------ Record extracts ------

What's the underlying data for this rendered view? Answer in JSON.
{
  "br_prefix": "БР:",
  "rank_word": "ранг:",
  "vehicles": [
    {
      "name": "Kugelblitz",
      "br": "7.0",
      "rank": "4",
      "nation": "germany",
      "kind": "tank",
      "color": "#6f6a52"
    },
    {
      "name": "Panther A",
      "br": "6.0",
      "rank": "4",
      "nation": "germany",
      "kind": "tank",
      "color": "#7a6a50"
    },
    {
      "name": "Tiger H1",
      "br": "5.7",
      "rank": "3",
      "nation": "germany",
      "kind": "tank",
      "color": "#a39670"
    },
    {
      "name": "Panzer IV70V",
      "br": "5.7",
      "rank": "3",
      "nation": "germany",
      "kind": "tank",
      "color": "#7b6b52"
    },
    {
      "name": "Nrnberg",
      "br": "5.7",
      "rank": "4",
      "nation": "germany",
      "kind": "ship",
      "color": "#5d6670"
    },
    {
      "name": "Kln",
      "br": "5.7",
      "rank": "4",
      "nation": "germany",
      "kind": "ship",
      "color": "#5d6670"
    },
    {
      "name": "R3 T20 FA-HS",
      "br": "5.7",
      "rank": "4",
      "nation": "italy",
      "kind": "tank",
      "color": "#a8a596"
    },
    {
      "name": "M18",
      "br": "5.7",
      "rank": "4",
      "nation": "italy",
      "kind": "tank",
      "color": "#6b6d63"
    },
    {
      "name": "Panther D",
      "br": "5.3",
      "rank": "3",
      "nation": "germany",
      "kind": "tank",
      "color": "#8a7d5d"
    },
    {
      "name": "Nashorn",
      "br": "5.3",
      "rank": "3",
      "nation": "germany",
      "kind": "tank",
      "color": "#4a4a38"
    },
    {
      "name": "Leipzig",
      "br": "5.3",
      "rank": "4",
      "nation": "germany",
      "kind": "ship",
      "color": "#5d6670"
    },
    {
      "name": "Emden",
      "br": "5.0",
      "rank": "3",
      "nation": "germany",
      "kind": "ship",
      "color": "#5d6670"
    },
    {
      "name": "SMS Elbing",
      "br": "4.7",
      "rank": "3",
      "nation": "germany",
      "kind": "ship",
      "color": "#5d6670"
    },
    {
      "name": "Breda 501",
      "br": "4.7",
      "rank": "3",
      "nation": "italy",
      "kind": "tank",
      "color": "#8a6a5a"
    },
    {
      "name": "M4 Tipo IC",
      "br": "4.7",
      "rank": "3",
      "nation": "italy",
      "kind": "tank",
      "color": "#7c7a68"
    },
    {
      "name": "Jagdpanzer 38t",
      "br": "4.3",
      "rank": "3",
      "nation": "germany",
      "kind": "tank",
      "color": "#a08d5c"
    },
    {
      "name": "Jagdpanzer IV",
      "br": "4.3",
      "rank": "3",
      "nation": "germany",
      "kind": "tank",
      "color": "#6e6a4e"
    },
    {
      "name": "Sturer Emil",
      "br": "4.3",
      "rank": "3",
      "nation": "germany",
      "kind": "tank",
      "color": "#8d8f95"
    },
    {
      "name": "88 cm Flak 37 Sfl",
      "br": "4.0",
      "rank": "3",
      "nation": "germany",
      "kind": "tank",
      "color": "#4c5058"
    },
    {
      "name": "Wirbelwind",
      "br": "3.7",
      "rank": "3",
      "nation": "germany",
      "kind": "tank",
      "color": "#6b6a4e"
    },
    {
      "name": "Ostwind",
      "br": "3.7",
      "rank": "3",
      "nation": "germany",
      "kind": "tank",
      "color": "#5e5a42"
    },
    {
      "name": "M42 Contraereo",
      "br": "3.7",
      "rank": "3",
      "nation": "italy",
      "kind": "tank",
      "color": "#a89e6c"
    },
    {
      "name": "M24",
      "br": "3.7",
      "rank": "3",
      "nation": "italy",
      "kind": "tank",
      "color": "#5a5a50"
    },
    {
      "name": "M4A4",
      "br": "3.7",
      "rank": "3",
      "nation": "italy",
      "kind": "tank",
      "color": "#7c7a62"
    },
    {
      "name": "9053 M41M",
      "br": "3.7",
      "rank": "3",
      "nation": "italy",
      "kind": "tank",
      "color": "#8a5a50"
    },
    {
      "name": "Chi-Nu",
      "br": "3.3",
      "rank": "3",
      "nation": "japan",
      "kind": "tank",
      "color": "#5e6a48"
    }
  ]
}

------
------ Record extracts ------

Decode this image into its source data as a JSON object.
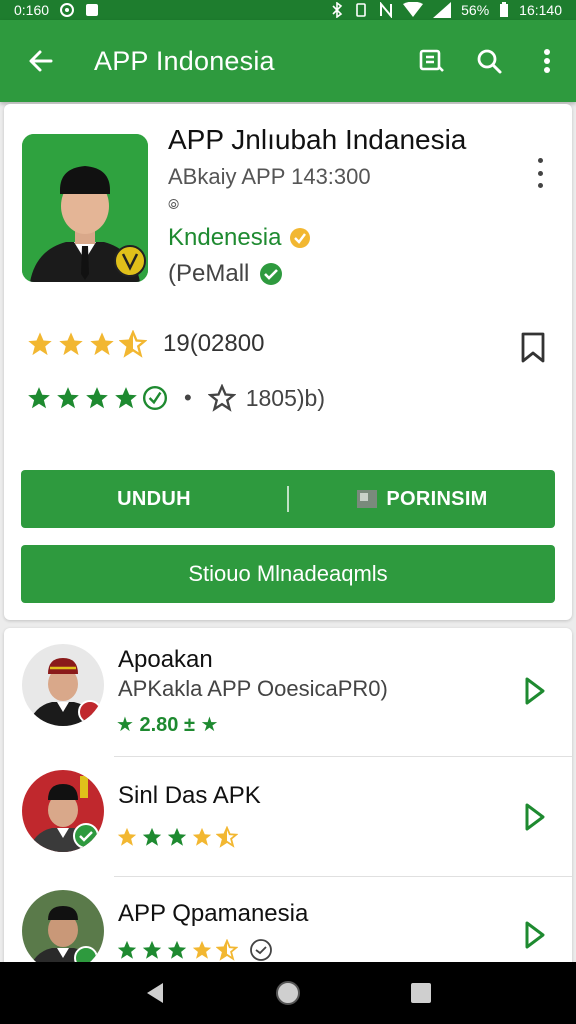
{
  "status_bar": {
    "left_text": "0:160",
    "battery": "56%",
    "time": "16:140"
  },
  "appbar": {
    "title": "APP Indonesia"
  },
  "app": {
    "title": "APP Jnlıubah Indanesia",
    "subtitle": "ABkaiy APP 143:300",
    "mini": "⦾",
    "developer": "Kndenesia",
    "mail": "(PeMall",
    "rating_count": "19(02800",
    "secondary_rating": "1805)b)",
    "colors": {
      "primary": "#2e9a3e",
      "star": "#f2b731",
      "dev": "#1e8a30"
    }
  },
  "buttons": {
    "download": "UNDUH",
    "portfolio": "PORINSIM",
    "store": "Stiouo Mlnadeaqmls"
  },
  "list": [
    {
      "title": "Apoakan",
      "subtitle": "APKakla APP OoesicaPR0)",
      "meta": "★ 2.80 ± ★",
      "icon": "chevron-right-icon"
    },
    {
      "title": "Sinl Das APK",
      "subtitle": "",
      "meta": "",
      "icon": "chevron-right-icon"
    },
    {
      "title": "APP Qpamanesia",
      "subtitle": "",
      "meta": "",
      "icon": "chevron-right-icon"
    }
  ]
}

------

◆ **The request**:
Copy out every line where the word "subtitle" occurs.

◆ **Finished task**:
    "subtitle": "ABkaiy APP 143:300",
      "subtitle": "APKakla APP OoesicaPR0)",
      "subtitle": "",
      "subtitle": "",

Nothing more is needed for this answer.